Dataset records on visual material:
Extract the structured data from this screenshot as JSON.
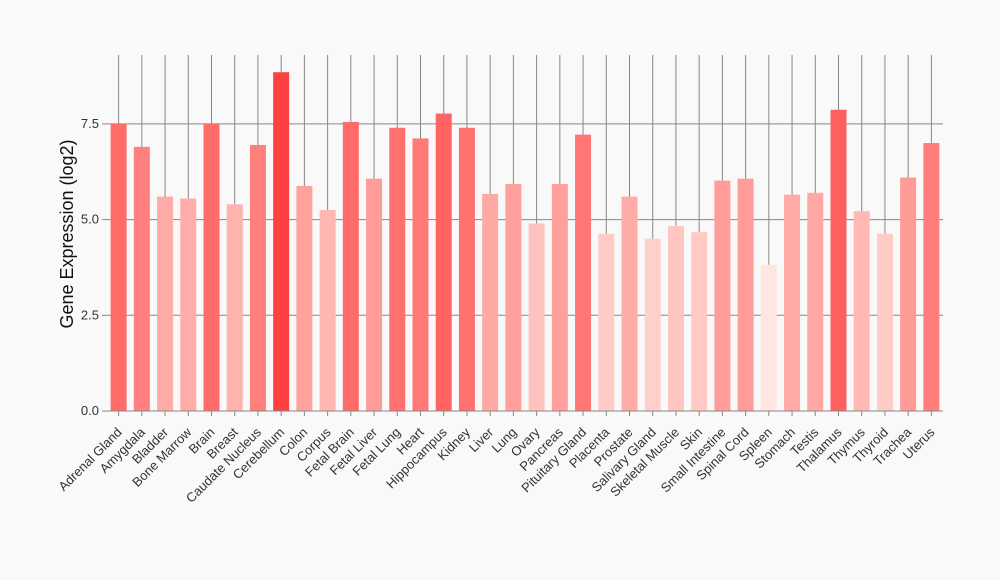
{
  "chart_data": {
    "type": "bar",
    "title": "",
    "xlabel": "",
    "ylabel": "Gene Expression (log2)",
    "ylim": [
      0,
      9.3
    ],
    "yticks": [
      0.0,
      2.5,
      5.0,
      7.5
    ],
    "ytick_labels": [
      "0.0",
      "2.5",
      "5.0",
      "7.5"
    ],
    "grid": "vertical lines per category and horizontal lines at y ticks",
    "categories": [
      "Adrenal Gland",
      "Amygdala",
      "Bladder",
      "Bone Marrow",
      "Brain",
      "Breast",
      "Caudate Nucleus",
      "Cerebellum",
      "Colon",
      "Corpus",
      "Fetal Brain",
      "Fetal Liver",
      "Fetal Lung",
      "Heart",
      "Hippocampus",
      "Kidney",
      "Liver",
      "Lung",
      "Ovary",
      "Pancreas",
      "Pituitary Gland",
      "Placenta",
      "Prostate",
      "Salivary Gland",
      "Skeletal Muscle",
      "Skin",
      "Small Intestine",
      "Spinal Cord",
      "Spleen",
      "Stomach",
      "Testis",
      "Thalamus",
      "Thymus",
      "Thyroid",
      "Trachea",
      "Uterus"
    ],
    "values": [
      7.5,
      6.9,
      5.6,
      5.55,
      7.5,
      5.4,
      6.95,
      8.85,
      5.88,
      5.25,
      7.55,
      6.07,
      7.4,
      7.12,
      7.77,
      7.4,
      5.67,
      5.93,
      4.9,
      5.93,
      7.22,
      4.63,
      5.6,
      4.5,
      4.83,
      4.67,
      6.02,
      6.07,
      3.82,
      5.65,
      5.7,
      7.87,
      5.22,
      4.63,
      6.1,
      7.0
    ],
    "colors": {
      "background": "#f9f9f9",
      "grid": "#888888",
      "bar_high": "#ff4040",
      "bar_low": "#ffe6e0"
    }
  }
}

▸ **REQUIREMENT**: Work through the data and report how many of its lines hold the word "grid", giving only the figure.

▸ **THE ANSWER**: 2